Entries supplied ▸

━━━━━━

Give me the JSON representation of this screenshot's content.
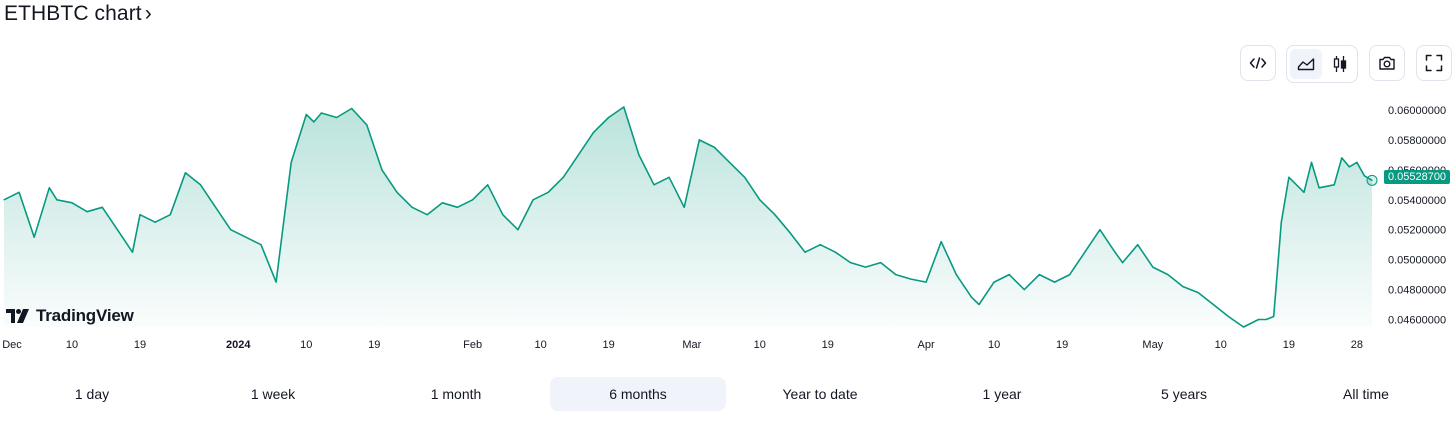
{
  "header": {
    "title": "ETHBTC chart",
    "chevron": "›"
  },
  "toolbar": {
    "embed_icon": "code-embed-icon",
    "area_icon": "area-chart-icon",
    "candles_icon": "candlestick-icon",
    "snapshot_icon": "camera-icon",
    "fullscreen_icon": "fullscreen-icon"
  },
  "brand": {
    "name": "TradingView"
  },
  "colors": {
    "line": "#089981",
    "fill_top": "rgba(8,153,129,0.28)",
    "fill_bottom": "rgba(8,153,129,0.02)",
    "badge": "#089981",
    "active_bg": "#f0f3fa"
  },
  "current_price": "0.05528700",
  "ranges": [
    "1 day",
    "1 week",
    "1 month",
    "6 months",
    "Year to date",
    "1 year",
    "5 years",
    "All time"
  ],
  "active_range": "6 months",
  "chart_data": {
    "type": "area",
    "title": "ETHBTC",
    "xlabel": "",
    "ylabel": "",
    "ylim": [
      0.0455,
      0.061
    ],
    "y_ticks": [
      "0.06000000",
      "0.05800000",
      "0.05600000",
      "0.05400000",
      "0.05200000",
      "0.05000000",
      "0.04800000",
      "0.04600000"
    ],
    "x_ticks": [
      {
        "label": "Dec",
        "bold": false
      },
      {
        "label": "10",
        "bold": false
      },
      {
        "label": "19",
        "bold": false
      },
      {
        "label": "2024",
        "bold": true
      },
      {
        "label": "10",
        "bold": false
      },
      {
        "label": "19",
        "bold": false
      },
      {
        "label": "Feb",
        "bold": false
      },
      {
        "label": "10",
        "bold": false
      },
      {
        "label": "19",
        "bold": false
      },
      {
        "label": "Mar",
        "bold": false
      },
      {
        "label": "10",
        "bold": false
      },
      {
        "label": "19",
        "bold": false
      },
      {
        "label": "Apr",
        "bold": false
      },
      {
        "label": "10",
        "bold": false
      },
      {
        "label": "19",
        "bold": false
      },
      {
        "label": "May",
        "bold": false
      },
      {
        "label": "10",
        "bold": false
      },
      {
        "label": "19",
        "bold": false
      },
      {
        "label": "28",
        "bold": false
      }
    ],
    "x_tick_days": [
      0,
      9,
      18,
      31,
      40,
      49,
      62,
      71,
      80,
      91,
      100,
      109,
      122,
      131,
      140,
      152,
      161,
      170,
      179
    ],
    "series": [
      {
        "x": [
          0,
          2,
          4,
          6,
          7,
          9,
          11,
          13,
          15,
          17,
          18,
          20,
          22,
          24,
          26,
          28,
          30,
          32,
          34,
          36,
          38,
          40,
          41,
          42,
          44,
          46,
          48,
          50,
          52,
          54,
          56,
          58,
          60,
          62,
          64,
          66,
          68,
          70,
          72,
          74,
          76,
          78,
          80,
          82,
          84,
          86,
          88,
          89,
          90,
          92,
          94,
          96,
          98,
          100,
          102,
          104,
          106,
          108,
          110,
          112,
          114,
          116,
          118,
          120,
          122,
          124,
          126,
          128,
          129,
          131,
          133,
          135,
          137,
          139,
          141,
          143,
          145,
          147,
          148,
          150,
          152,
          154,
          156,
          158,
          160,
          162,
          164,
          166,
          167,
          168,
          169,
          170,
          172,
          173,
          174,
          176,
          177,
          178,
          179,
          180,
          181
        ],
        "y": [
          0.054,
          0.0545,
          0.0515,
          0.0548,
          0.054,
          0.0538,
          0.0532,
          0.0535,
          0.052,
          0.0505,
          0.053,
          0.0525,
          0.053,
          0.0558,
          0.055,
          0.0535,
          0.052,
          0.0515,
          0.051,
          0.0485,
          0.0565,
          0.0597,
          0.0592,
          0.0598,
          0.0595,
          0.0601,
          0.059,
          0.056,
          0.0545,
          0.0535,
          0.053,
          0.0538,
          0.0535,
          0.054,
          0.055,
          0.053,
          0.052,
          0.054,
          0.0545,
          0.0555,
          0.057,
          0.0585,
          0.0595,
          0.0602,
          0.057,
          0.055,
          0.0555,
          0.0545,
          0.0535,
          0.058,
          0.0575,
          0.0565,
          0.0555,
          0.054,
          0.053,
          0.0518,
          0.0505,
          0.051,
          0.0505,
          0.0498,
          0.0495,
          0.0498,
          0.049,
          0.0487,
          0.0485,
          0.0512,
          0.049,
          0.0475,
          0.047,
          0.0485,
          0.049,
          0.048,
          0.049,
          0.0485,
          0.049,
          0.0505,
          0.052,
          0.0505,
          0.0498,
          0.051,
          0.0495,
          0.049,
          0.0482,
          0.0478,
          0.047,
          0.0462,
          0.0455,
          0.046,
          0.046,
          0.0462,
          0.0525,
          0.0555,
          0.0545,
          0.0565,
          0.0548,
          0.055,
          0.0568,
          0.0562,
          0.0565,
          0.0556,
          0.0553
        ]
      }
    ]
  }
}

━━━━━━

Requirement ▸
Omit all pictures while transcribing the entries verbatim.

Response to the task ▸
Give me the JSON representation of this screenshot's content.
{
  "header": {
    "title": "ETHBTC chart",
    "chevron": "›"
  },
  "toolbar": {
    "embed_icon": "code-embed-icon",
    "area_icon": "area-chart-icon",
    "candles_icon": "candlestick-icon",
    "snapshot_icon": "camera-icon",
    "fullscreen_icon": "fullscreen-icon"
  },
  "brand": {
    "name": "TradingView"
  },
  "colors": {
    "line": "#089981",
    "fill_top": "rgba(8,153,129,0.28)",
    "fill_bottom": "rgba(8,153,129,0.02)",
    "badge": "#089981",
    "active_bg": "#f0f3fa"
  },
  "current_price": "0.05528700",
  "ranges": [
    "1 day",
    "1 week",
    "1 month",
    "6 months",
    "Year to date",
    "1 year",
    "5 years",
    "All time"
  ],
  "active_range": "6 months",
  "chart_data": {
    "type": "area",
    "title": "ETHBTC",
    "xlabel": "",
    "ylabel": "",
    "ylim": [
      0.0455,
      0.061
    ],
    "y_ticks": [
      "0.06000000",
      "0.05800000",
      "0.05600000",
      "0.05400000",
      "0.05200000",
      "0.05000000",
      "0.04800000",
      "0.04600000"
    ],
    "x_ticks": [
      {
        "label": "Dec",
        "bold": false
      },
      {
        "label": "10",
        "bold": false
      },
      {
        "label": "19",
        "bold": false
      },
      {
        "label": "2024",
        "bold": true
      },
      {
        "label": "10",
        "bold": false
      },
      {
        "label": "19",
        "bold": false
      },
      {
        "label": "Feb",
        "bold": false
      },
      {
        "label": "10",
        "bold": false
      },
      {
        "label": "19",
        "bold": false
      },
      {
        "label": "Mar",
        "bold": false
      },
      {
        "label": "10",
        "bold": false
      },
      {
        "label": "19",
        "bold": false
      },
      {
        "label": "Apr",
        "bold": false
      },
      {
        "label": "10",
        "bold": false
      },
      {
        "label": "19",
        "bold": false
      },
      {
        "label": "May",
        "bold": false
      },
      {
        "label": "10",
        "bold": false
      },
      {
        "label": "19",
        "bold": false
      },
      {
        "label": "28",
        "bold": false
      }
    ],
    "x_tick_days": [
      0,
      9,
      18,
      31,
      40,
      49,
      62,
      71,
      80,
      91,
      100,
      109,
      122,
      131,
      140,
      152,
      161,
      170,
      179
    ],
    "series": [
      {
        "x": [
          0,
          2,
          4,
          6,
          7,
          9,
          11,
          13,
          15,
          17,
          18,
          20,
          22,
          24,
          26,
          28,
          30,
          32,
          34,
          36,
          38,
          40,
          41,
          42,
          44,
          46,
          48,
          50,
          52,
          54,
          56,
          58,
          60,
          62,
          64,
          66,
          68,
          70,
          72,
          74,
          76,
          78,
          80,
          82,
          84,
          86,
          88,
          89,
          90,
          92,
          94,
          96,
          98,
          100,
          102,
          104,
          106,
          108,
          110,
          112,
          114,
          116,
          118,
          120,
          122,
          124,
          126,
          128,
          129,
          131,
          133,
          135,
          137,
          139,
          141,
          143,
          145,
          147,
          148,
          150,
          152,
          154,
          156,
          158,
          160,
          162,
          164,
          166,
          167,
          168,
          169,
          170,
          172,
          173,
          174,
          176,
          177,
          178,
          179,
          180,
          181
        ],
        "y": [
          0.054,
          0.0545,
          0.0515,
          0.0548,
          0.054,
          0.0538,
          0.0532,
          0.0535,
          0.052,
          0.0505,
          0.053,
          0.0525,
          0.053,
          0.0558,
          0.055,
          0.0535,
          0.052,
          0.0515,
          0.051,
          0.0485,
          0.0565,
          0.0597,
          0.0592,
          0.0598,
          0.0595,
          0.0601,
          0.059,
          0.056,
          0.0545,
          0.0535,
          0.053,
          0.0538,
          0.0535,
          0.054,
          0.055,
          0.053,
          0.052,
          0.054,
          0.0545,
          0.0555,
          0.057,
          0.0585,
          0.0595,
          0.0602,
          0.057,
          0.055,
          0.0555,
          0.0545,
          0.0535,
          0.058,
          0.0575,
          0.0565,
          0.0555,
          0.054,
          0.053,
          0.0518,
          0.0505,
          0.051,
          0.0505,
          0.0498,
          0.0495,
          0.0498,
          0.049,
          0.0487,
          0.0485,
          0.0512,
          0.049,
          0.0475,
          0.047,
          0.0485,
          0.049,
          0.048,
          0.049,
          0.0485,
          0.049,
          0.0505,
          0.052,
          0.0505,
          0.0498,
          0.051,
          0.0495,
          0.049,
          0.0482,
          0.0478,
          0.047,
          0.0462,
          0.0455,
          0.046,
          0.046,
          0.0462,
          0.0525,
          0.0555,
          0.0545,
          0.0565,
          0.0548,
          0.055,
          0.0568,
          0.0562,
          0.0565,
          0.0556,
          0.0553
        ]
      }
    ]
  }
}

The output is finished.